### Exercise brief
Set out every line bearing the string "text".

### Supplied data
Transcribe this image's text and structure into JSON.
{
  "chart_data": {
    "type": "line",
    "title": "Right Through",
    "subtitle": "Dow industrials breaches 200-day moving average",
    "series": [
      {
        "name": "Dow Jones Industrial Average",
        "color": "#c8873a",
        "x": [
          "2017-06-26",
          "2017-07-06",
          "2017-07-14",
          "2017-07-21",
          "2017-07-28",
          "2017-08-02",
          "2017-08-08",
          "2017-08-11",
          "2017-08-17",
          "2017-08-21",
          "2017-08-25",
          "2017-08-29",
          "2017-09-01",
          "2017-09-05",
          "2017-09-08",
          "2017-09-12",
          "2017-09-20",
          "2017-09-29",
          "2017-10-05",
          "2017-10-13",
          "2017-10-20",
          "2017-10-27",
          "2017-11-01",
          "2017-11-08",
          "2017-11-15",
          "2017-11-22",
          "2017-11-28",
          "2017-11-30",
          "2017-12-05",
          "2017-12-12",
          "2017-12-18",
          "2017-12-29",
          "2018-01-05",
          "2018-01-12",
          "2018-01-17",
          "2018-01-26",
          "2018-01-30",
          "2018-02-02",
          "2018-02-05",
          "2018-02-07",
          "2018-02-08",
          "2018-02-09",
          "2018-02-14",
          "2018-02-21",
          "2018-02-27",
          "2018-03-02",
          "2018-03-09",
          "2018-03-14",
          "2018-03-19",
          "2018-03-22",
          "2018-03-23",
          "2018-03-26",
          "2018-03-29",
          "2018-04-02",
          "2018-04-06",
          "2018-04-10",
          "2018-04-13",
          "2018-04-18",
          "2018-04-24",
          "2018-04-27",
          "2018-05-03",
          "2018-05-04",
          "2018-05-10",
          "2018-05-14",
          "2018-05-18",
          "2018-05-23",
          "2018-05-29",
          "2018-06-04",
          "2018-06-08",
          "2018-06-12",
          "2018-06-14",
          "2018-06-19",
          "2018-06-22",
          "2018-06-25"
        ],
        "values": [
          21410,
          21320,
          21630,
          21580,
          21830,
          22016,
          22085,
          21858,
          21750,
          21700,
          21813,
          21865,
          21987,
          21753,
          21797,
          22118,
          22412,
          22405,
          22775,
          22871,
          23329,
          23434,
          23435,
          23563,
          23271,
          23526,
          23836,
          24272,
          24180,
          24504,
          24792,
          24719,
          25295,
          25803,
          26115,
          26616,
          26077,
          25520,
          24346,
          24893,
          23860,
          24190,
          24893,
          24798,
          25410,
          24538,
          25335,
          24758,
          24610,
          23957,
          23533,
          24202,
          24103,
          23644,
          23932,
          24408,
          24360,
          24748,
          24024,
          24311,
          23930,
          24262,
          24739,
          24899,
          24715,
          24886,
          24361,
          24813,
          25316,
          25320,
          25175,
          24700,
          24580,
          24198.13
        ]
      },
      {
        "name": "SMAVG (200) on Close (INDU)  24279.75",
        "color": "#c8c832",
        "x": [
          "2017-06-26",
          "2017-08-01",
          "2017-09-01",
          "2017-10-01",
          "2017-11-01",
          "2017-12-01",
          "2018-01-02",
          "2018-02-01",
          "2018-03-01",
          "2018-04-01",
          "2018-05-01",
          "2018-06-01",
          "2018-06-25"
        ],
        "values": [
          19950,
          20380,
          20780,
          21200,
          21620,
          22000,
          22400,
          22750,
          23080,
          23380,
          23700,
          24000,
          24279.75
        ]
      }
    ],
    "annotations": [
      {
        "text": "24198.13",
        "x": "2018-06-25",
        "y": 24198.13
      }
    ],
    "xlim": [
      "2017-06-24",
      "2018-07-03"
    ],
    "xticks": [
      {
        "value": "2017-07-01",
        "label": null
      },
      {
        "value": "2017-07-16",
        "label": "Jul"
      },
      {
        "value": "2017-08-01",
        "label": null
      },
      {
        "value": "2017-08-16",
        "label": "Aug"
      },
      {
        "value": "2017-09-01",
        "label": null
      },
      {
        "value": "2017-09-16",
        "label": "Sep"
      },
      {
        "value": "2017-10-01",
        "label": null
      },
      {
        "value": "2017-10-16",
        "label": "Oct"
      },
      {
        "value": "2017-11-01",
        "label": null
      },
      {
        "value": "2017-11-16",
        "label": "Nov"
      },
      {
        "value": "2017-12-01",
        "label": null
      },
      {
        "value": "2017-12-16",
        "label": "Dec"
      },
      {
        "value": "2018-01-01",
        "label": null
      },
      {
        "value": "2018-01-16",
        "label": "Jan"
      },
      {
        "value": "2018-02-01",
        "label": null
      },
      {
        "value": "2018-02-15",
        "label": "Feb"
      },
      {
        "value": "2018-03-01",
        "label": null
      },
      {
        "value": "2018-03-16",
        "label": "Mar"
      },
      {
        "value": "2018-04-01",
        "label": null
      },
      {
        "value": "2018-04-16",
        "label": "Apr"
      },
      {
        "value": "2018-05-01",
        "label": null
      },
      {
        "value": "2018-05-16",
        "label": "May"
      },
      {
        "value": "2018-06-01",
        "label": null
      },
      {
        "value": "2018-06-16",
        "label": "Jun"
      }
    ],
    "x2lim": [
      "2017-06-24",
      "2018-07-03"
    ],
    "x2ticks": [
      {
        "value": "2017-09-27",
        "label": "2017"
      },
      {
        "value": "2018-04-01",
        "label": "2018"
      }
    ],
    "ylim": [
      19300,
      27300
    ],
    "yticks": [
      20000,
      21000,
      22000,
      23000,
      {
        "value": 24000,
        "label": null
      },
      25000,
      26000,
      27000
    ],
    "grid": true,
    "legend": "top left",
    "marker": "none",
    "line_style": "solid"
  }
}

### Answer to the exercise
Transcribe this image's text and structure into JSON.
        "text": "24198.13",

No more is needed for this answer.